╭─ Reading text
# First Year --Success... A Haunting at DHG Cemetery



## scream1973 (Dec 23, 2007)

I would consider our first year a great success.

We had given out around 140 treat bags although a few got given twice since they were picked up on the driveway and such.. I think some got dropped due to scared kids..

We didnt go for a scare to start but alot of people were creeped out and woudlnt come up the driveway for candy.. (20-30 kids) and then we had a bunch of adults from the area just show up and take pictures so all total i would say we catered to around 180-200 people which i am very very happy about

Here is a link to complete pictures.. I got some video that i had to edit up for inclusion in this years Haunt forum DVD.

Here is a sampling of some of the pics


----------



## Zombie-F (Apr 12, 2004)

Great job! I'm in my 7th year and I'm just now getting 150 ToTs, so you're off to a great start.


----------



## Ghoul Friday (Oct 6, 2007)

You got some great shots. The scarecrow in the window is probably my favourite.
╰─
╭─ Dataset extract
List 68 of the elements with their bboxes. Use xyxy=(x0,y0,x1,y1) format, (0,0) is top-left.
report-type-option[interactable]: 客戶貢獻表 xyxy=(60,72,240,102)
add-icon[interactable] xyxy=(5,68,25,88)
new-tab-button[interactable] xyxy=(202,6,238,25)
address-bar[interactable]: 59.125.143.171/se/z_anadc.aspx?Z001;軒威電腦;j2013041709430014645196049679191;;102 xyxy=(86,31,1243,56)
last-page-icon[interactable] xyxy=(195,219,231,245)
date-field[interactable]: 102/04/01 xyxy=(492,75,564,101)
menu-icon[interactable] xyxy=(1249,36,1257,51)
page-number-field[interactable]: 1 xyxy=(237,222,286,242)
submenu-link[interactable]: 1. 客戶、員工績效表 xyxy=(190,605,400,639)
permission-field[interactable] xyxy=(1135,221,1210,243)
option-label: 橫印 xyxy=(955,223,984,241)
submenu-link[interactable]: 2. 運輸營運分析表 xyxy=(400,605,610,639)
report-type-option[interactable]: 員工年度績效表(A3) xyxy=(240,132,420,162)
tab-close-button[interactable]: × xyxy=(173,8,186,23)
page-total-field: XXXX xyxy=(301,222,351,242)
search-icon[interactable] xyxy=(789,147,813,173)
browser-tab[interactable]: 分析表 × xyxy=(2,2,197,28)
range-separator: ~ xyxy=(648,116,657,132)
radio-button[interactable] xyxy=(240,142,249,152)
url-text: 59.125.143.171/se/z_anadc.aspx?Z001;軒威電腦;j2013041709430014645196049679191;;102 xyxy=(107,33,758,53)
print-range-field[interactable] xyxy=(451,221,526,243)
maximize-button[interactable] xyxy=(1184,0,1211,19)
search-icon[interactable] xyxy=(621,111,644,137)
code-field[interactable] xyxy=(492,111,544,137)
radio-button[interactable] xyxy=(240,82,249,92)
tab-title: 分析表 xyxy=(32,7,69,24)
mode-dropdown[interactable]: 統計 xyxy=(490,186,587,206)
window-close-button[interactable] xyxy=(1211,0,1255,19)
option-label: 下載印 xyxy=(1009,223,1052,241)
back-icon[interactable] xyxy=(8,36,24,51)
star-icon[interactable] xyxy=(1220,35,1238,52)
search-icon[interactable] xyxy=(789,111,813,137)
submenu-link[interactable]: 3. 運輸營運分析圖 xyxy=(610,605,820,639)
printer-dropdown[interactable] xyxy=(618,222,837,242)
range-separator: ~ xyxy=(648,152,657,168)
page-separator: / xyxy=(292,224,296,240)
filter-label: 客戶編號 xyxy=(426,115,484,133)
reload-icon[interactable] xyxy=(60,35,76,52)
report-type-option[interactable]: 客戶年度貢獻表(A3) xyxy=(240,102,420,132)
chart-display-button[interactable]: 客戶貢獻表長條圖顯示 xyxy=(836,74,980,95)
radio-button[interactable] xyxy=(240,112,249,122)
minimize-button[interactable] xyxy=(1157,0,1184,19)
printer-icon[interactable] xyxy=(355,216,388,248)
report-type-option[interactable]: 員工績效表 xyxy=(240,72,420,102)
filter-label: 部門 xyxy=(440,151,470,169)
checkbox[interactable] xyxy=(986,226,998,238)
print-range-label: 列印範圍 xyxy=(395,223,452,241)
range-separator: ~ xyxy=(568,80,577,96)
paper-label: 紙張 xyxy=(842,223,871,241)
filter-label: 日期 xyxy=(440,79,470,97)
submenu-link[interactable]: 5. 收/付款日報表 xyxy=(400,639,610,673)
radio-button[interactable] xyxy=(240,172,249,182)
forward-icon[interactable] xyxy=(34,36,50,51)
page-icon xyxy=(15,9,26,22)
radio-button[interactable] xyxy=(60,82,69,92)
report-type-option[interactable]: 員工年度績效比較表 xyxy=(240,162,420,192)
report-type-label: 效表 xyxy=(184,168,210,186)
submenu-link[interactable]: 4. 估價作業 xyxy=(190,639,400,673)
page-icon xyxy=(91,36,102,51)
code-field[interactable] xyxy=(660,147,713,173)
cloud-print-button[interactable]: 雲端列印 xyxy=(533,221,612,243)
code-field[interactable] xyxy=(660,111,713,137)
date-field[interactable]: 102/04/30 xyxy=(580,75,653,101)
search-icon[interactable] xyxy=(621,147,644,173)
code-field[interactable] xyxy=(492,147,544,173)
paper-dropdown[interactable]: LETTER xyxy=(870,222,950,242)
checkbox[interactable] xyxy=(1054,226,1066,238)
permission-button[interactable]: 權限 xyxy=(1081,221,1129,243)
╰─
Exercises ::
1. From the forum thread about the first-year haunt, copy the passage word for word, starting with "We didnt go" and going on through "(Apr 12, 2004)".
2. According to the forum thread about the first-year haunt, roughly how many treat bags were given out?

Task responses ::
1.
We didnt go for a scare to start but alot of people were creeped out and woudlnt come up the driveway for candy.. (20-30 kids) and then we had a bunch of adults from the area just show up and take pictures so all total i would say we catered to around 180-200 people which i am very very happy about

Here is a link to complete pictures.. I got some video that i had to edit up for inclusion in this years Haunt forum DVD.

Here is a sampling of some of the pics


----------



## Zombie-F (Apr 12, 2004)

2. Around 140.